--- What is asked ---
Reproduce the material in full, unchanged.

# Start of Records shown

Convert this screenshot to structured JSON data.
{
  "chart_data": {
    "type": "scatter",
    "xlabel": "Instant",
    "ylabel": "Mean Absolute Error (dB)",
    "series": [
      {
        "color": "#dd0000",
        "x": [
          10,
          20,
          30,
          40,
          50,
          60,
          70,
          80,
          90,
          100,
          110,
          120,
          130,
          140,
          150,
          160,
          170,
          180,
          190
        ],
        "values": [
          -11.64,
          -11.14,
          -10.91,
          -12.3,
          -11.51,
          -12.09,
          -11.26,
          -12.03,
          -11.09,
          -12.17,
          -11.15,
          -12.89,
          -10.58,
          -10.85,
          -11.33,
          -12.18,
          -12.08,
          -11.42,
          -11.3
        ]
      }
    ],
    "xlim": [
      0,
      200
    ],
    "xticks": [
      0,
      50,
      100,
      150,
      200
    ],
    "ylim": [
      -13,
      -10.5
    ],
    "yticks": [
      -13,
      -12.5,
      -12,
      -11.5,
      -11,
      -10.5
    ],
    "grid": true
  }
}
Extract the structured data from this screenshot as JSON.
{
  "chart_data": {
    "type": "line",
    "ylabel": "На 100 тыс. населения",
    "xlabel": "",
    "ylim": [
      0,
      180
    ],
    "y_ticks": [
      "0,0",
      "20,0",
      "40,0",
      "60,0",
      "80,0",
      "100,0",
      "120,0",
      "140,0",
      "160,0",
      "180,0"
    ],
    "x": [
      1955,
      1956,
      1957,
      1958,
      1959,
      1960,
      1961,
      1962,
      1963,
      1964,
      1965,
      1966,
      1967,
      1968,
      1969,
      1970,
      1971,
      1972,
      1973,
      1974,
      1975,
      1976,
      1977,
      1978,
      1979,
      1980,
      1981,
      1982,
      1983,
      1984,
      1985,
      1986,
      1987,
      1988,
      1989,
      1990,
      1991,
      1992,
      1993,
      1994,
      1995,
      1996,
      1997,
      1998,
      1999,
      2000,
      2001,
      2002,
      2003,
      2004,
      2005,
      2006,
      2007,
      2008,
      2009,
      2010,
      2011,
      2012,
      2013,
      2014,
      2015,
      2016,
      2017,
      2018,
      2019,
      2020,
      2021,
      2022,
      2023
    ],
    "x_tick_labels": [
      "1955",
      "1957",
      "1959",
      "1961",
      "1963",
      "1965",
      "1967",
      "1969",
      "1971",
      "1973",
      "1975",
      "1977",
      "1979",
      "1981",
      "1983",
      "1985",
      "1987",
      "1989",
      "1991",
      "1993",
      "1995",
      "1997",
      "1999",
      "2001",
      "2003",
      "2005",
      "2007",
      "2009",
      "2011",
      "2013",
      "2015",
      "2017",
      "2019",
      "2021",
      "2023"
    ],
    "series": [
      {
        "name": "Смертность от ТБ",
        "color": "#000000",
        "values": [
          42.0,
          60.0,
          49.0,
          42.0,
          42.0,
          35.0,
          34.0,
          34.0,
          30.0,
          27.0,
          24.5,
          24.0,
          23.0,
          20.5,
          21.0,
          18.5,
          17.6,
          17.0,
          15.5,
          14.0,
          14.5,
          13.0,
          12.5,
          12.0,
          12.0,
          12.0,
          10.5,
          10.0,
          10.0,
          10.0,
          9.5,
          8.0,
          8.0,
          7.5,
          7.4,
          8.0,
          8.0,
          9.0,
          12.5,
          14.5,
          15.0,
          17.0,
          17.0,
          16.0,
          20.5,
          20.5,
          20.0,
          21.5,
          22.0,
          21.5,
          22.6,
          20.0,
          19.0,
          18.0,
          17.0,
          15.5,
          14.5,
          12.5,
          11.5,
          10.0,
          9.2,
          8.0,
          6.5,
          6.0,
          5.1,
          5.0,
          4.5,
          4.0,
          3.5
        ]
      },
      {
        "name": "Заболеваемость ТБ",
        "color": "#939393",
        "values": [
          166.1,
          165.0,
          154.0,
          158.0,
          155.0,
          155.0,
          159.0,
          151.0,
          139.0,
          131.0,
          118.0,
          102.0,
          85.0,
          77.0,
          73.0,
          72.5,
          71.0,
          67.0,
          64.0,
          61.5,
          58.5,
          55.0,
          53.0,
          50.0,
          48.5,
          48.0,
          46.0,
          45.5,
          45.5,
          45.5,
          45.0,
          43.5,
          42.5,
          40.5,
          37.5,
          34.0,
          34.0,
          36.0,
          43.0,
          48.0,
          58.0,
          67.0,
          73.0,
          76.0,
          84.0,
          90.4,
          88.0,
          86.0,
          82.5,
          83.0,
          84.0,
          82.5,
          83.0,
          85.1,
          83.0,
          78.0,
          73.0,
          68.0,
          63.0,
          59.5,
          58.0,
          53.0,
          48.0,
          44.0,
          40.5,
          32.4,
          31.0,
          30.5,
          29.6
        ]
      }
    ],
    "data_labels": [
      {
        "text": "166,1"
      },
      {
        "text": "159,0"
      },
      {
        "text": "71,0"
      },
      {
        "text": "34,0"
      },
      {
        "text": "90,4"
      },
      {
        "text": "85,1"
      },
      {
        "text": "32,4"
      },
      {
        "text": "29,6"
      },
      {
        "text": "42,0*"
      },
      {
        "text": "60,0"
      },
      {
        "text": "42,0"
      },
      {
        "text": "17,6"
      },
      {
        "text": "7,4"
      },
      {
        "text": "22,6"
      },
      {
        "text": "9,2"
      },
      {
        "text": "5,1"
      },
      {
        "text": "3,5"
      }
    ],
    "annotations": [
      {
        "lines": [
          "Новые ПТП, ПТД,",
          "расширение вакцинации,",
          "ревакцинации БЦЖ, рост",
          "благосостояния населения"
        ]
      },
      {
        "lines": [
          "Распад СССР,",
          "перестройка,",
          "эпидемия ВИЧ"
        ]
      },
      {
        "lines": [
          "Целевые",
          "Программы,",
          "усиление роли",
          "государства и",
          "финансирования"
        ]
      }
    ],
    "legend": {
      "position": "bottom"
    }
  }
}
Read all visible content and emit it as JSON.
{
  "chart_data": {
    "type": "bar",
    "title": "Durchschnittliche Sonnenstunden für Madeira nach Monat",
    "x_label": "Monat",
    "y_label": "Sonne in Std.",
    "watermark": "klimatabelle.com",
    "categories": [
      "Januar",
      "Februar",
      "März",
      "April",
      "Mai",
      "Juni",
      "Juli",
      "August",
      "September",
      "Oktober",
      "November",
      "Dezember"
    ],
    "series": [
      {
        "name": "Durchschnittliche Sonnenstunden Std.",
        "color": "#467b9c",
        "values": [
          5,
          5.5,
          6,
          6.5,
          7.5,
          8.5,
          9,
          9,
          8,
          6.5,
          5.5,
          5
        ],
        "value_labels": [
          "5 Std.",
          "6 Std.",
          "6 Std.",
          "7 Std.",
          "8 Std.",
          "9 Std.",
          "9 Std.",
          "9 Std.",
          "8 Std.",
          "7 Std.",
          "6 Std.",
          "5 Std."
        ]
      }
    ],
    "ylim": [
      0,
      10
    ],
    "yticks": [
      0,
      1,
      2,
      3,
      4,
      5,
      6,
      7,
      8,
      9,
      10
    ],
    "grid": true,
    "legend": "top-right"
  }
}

# End of Records shown

--- Output of the exercise ---
Convert this screenshot to structured JSON data.
{
  "chart_data": {
    "type": "scatter",
    "xlabel": "Instant",
    "ylabel": "Mean Absolute Error (dB)",
    "series": [
      {
        "color": "#dd0000",
        "x": [
          10,
          20,
          30,
          40,
          50,
          60,
          70,
          80,
          90,
          100,
          110,
          120,
          130,
          140,
          150,
          160,
          170,
          180,
          190
        ],
        "values": [
          -11.64,
          -11.14,
          -10.91,
          -12.3,
          -11.51,
          -12.09,
          -11.26,
          -12.03,
          -11.09,
          -12.17,
          -11.15,
          -12.89,
          -10.58,
          -10.85,
          -11.33,
          -12.18,
          -12.08,
          -11.42,
          -11.3
        ]
      }
    ],
    "xlim": [
      0,
      200
    ],
    "xticks": [
      0,
      50,
      100,
      150,
      200
    ],
    "ylim": [
      -13,
      -10.5
    ],
    "yticks": [
      -13,
      -12.5,
      -12,
      -11.5,
      -11,
      -10.5
    ],
    "grid": true
  }
}
Extract the structured data from this screenshot as JSON.
{
  "chart_data": {
    "type": "line",
    "ylabel": "На 100 тыс. населения",
    "xlabel": "",
    "ylim": [
      0,
      180
    ],
    "y_ticks": [
      "0,0",
      "20,0",
      "40,0",
      "60,0",
      "80,0",
      "100,0",
      "120,0",
      "140,0",
      "160,0",
      "180,0"
    ],
    "x": [
      1955,
      1956,
      1957,
      1958,
      1959,
      1960,
      1961,
      1962,
      1963,
      1964,
      1965,
      1966,
      1967,
      1968,
      1969,
      1970,
      1971,
      1972,
      1973,
      1974,
      1975,
      1976,
      1977,
      1978,
      1979,
      1980,
      1981,
      1982,
      1983,
      1984,
      1985,
      1986,
      1987,
      1988,
      1989,
      1990,
      1991,
      1992,
      1993,
      1994,
      1995,
      1996,
      1997,
      1998,
      1999,
      2000,
      2001,
      2002,
      2003,
      2004,
      2005,
      2006,
      2007,
      2008,
      2009,
      2010,
      2011,
      2012,
      2013,
      2014,
      2015,
      2016,
      2017,
      2018,
      2019,
      2020,
      2021,
      2022,
      2023
    ],
    "x_tick_labels": [
      "1955",
      "1957",
      "1959",
      "1961",
      "1963",
      "1965",
      "1967",
      "1969",
      "1971",
      "1973",
      "1975",
      "1977",
      "1979",
      "1981",
      "1983",
      "1985",
      "1987",
      "1989",
      "1991",
      "1993",
      "1995",
      "1997",
      "1999",
      "2001",
      "2003",
      "2005",
      "2007",
      "2009",
      "2011",
      "2013",
      "2015",
      "2017",
      "2019",
      "2021",
      "2023"
    ],
    "series": [
      {
        "name": "Смертность от ТБ",
        "color": "#000000",
        "values": [
          42.0,
          60.0,
          49.0,
          42.0,
          42.0,
          35.0,
          34.0,
          34.0,
          30.0,
          27.0,
          24.5,
          24.0,
          23.0,
          20.5,
          21.0,
          18.5,
          17.6,
          17.0,
          15.5,
          14.0,
          14.5,
          13.0,
          12.5,
          12.0,
          12.0,
          12.0,
          10.5,
          10.0,
          10.0,
          10.0,
          9.5,
          8.0,
          8.0,
          7.5,
          7.4,
          8.0,
          8.0,
          9.0,
          12.5,
          14.5,
          15.0,
          17.0,
          17.0,
          16.0,
          20.5,
          20.5,
          20.0,
          21.5,
          22.0,
          21.5,
          22.6,
          20.0,
          19.0,
          18.0,
          17.0,
          15.5,
          14.5,
          12.5,
          11.5,
          10.0,
          9.2,
          8.0,
          6.5,
          6.0,
          5.1,
          5.0,
          4.5,
          4.0,
          3.5
        ]
      },
      {
        "name": "Заболеваемость ТБ",
        "color": "#939393",
        "values": [
          166.1,
          165.0,
          154.0,
          158.0,
          155.0,
          155.0,
          159.0,
          151.0,
          139.0,
          131.0,
          118.0,
          102.0,
          85.0,
          77.0,
          73.0,
          72.5,
          71.0,
          67.0,
          64.0,
          61.5,
          58.5,
          55.0,
          53.0,
          50.0,
          48.5,
          48.0,
          46.0,
          45.5,
          45.5,
          45.5,
          45.0,
          43.5,
          42.5,
          40.5,
          37.5,
          34.0,
          34.0,
          36.0,
          43.0,
          48.0,
          58.0,
          67.0,
          73.0,
          76.0,
          84.0,
          90.4,
          88.0,
          86.0,
          82.5,
          83.0,
          84.0,
          82.5,
          83.0,
          85.1,
          83.0,
          78.0,
          73.0,
          68.0,
          63.0,
          59.5,
          58.0,
          53.0,
          48.0,
          44.0,
          40.5,
          32.4,
          31.0,
          30.5,
          29.6
        ]
      }
    ],
    "data_labels": [
      {
        "text": "166,1"
      },
      {
        "text": "159,0"
      },
      {
        "text": "71,0"
      },
      {
        "text": "34,0"
      },
      {
        "text": "90,4"
      },
      {
        "text": "85,1"
      },
      {
        "text": "32,4"
      },
      {
        "text": "29,6"
      },
      {
        "text": "42,0*"
      },
      {
        "text": "60,0"
      },
      {
        "text": "42,0"
      },
      {
        "text": "17,6"
      },
      {
        "text": "7,4"
      },
      {
        "text": "22,6"
      },
      {
        "text": "9,2"
      },
      {
        "text": "5,1"
      },
      {
        "text": "3,5"
      }
    ],
    "annotations": [
      {
        "lines": [
          "Новые ПТП, ПТД,",
          "расширение вакцинации,",
          "ревакцинации БЦЖ, рост",
          "благосостояния населения"
        ]
      },
      {
        "lines": [
          "Распад СССР,",
          "перестройка,",
          "эпидемия ВИЧ"
        ]
      },
      {
        "lines": [
          "Целевые",
          "Программы,",
          "усиление роли",
          "государства и",
          "финансирования"
        ]
      }
    ],
    "legend": {
      "position": "bottom"
    }
  }
}
Read all visible content and emit it as JSON.
{
  "chart_data": {
    "type": "bar",
    "title": "Durchschnittliche Sonnenstunden für Madeira nach Monat",
    "x_label": "Monat",
    "y_label": "Sonne in Std.",
    "watermark": "klimatabelle.com",
    "categories": [
      "Januar",
      "Februar",
      "März",
      "April",
      "Mai",
      "Juni",
      "Juli",
      "August",
      "September",
      "Oktober",
      "November",
      "Dezember"
    ],
    "series": [
      {
        "name": "Durchschnittliche Sonnenstunden Std.",
        "color": "#467b9c",
        "values": [
          5,
          5.5,
          6,
          6.5,
          7.5,
          8.5,
          9,
          9,
          8,
          6.5,
          5.5,
          5
        ],
        "value_labels": [
          "5 Std.",
          "6 Std.",
          "6 Std.",
          "7 Std.",
          "8 Std.",
          "9 Std.",
          "9 Std.",
          "9 Std.",
          "8 Std.",
          "7 Std.",
          "6 Std.",
          "5 Std."
        ]
      }
    ],
    "ylim": [
      0,
      10
    ],
    "yticks": [
      0,
      1,
      2,
      3,
      4,
      5,
      6,
      7,
      8,
      9,
      10
    ],
    "grid": true,
    "legend": "top-right"
  }
}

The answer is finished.